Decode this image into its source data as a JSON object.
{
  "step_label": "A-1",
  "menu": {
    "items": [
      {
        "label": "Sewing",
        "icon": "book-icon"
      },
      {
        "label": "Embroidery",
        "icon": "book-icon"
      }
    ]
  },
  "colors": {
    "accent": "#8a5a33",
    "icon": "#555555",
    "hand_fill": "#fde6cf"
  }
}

WHAT YOU HAVE TO DO:
Copy down the whole of the data above, matching it exactly.

TASK RESPONSE:
Decode this image into its source data as a JSON object.
{
  "step_label": "A-1",
  "menu": {
    "items": [
      {
        "label": "Sewing",
        "icon": "book-icon"
      },
      {
        "label": "Embroidery",
        "icon": "book-icon"
      }
    ]
  },
  "colors": {
    "accent": "#8a5a33",
    "icon": "#555555",
    "hand_fill": "#fde6cf"
  }
}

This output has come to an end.